Task details> Every line that contains the word "earth" should be copied.
—————
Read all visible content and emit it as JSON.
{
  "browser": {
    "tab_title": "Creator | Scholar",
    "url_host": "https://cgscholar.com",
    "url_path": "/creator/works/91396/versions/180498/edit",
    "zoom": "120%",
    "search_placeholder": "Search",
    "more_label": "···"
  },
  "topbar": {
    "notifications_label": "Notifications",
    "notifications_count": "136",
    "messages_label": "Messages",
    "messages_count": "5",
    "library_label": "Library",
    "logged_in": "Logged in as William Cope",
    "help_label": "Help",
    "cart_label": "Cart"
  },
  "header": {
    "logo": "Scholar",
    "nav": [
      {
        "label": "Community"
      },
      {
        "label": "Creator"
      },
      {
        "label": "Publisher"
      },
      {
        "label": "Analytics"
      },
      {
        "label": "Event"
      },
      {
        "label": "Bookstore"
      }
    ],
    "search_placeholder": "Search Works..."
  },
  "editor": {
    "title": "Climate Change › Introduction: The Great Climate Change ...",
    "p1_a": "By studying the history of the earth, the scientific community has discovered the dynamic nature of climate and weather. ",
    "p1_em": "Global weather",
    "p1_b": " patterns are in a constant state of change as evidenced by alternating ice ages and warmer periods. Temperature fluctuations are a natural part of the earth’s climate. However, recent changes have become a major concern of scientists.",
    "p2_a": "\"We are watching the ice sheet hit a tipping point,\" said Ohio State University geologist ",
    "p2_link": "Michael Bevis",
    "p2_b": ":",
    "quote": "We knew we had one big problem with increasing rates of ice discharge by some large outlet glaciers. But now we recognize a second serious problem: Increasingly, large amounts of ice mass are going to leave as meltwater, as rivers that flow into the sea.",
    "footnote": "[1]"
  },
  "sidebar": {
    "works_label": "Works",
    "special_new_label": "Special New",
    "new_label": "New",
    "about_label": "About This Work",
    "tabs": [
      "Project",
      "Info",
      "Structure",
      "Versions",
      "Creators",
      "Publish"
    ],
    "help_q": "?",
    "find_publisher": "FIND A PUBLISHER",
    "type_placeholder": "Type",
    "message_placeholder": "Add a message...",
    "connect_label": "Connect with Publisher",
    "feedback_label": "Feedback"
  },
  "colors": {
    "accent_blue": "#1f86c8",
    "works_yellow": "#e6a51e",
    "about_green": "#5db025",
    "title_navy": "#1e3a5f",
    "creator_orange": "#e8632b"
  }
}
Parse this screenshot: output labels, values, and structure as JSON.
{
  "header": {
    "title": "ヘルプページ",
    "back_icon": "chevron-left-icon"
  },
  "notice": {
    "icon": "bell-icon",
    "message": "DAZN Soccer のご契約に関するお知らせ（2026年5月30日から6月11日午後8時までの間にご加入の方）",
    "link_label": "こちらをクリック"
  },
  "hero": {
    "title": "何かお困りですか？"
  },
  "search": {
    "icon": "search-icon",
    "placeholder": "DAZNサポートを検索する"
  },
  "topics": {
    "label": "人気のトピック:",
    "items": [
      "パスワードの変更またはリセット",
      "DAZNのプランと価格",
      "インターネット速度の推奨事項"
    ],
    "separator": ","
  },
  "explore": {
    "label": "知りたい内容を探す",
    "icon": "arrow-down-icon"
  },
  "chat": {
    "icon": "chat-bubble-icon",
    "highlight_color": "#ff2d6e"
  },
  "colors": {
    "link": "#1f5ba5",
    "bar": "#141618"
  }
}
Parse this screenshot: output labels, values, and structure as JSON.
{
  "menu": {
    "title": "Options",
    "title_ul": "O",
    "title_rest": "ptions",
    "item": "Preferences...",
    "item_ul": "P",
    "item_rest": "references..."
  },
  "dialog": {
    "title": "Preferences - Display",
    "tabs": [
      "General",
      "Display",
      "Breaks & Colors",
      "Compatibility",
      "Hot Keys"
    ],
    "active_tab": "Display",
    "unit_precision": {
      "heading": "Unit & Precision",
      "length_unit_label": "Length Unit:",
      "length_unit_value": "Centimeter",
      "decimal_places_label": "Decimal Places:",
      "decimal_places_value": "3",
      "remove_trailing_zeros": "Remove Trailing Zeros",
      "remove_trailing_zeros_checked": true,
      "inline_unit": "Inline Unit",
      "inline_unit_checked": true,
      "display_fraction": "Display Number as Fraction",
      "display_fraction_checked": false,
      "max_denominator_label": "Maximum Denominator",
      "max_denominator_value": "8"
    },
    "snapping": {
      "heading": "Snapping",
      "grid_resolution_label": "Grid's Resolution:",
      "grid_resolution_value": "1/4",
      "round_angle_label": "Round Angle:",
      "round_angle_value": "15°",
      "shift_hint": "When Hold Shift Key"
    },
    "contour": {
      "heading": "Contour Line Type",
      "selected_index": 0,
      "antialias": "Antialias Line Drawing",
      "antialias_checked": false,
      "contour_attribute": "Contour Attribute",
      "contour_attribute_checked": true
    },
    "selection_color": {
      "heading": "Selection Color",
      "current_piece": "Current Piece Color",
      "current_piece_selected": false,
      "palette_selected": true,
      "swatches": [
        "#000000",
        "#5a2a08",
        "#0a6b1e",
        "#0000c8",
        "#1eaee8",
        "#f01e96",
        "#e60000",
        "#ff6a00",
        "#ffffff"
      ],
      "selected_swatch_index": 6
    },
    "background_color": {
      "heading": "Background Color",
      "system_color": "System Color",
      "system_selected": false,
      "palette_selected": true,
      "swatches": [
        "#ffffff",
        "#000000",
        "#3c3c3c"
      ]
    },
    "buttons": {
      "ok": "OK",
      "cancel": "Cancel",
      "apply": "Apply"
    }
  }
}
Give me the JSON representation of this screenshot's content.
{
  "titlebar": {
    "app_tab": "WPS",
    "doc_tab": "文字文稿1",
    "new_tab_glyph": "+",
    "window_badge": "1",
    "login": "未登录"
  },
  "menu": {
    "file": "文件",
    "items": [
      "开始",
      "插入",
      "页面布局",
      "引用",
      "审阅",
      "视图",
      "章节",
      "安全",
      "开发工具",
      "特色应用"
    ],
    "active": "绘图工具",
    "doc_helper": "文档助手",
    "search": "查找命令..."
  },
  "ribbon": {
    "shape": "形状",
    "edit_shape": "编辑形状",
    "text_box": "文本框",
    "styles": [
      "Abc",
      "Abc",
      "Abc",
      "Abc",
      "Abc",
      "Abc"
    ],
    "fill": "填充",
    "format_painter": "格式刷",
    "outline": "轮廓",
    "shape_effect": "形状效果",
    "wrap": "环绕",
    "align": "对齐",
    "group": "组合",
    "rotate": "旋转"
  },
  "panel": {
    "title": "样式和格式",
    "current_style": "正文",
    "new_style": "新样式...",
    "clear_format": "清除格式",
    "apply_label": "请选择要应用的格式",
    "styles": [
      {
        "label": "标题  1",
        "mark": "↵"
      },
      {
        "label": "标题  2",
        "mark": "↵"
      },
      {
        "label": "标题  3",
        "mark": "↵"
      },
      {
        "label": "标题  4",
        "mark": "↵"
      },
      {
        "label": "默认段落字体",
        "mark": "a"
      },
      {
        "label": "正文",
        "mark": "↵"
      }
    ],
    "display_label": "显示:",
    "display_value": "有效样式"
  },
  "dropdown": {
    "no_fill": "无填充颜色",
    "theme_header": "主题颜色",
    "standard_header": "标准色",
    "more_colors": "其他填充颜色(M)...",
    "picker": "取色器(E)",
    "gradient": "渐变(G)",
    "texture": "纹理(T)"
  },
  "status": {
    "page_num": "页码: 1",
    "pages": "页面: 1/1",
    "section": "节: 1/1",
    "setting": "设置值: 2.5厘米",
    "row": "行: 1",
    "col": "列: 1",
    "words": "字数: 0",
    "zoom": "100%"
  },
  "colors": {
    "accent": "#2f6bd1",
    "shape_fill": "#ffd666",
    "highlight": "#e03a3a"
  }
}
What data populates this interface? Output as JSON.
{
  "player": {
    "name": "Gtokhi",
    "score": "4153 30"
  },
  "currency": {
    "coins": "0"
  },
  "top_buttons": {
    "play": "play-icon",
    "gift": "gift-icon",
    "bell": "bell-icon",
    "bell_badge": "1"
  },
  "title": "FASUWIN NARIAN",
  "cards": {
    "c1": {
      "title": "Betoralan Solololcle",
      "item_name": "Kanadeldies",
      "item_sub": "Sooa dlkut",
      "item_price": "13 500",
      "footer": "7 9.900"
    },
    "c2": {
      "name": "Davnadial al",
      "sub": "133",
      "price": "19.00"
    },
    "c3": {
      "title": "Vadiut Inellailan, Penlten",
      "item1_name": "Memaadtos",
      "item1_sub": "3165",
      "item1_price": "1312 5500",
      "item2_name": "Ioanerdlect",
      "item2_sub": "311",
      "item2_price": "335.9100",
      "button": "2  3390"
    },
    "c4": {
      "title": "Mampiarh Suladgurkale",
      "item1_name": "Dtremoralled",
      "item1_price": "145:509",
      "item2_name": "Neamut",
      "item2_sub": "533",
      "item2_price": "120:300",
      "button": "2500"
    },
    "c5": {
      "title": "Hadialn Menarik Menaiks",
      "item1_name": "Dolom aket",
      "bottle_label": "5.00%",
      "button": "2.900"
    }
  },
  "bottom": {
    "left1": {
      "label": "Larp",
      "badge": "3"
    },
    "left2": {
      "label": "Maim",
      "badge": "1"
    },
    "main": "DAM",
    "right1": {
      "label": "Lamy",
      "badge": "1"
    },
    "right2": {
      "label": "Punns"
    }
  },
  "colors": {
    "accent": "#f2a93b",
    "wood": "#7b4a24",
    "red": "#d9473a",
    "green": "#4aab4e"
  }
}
—————
Completed task>
    "p1_a": "By studying the history of the earth, the scientific community has discovered the dynamic nature of climate and weather. ",
    "p1_b": " patterns are in a constant state of change as evidenced by alternating ice ages and warmer periods. Temperature fluctuations are a natural part of the earth’s climate. However, recent changes have become a major concern of scientists.",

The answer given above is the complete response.